→ TASK BRIEF
Copy each line that contains the string "Stwórz".

Dataset items:
════════════════
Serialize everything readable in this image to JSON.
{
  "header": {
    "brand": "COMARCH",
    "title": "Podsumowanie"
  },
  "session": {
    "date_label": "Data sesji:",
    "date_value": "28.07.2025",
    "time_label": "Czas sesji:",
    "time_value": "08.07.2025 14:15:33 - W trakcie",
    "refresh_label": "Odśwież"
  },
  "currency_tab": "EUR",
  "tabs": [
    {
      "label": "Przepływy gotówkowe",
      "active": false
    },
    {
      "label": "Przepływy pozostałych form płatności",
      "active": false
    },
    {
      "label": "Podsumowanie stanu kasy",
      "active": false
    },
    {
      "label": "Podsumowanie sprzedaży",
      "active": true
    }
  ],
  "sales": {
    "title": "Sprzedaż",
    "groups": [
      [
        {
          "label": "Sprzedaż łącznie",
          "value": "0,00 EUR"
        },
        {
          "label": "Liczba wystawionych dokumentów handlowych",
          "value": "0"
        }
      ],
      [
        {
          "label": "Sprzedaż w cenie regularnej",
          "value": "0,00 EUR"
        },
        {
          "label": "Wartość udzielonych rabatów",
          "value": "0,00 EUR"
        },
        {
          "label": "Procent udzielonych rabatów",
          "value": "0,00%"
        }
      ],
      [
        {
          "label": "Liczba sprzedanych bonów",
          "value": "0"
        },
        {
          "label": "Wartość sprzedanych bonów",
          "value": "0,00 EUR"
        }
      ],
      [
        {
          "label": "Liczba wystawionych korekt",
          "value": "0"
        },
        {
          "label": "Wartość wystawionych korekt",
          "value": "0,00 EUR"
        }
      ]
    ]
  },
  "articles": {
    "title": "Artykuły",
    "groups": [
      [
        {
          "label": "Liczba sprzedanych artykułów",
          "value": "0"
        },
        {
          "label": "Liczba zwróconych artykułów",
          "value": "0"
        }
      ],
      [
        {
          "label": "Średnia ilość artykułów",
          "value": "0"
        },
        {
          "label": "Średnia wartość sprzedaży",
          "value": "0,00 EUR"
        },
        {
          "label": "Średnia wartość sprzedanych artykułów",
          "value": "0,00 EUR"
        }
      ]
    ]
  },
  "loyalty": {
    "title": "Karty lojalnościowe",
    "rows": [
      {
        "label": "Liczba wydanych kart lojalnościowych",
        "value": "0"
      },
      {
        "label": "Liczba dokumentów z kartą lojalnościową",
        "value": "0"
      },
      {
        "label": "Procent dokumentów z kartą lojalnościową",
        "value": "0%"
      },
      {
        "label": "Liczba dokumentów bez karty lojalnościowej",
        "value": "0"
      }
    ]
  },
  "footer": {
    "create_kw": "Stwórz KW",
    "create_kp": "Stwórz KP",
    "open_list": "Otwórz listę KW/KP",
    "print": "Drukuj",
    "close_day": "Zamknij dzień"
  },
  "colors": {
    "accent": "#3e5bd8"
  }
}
════════════════
→ COMPLETE ANSWER
    "create_kw": "Stwórz KW",
    "create_kp": "Stwórz KP",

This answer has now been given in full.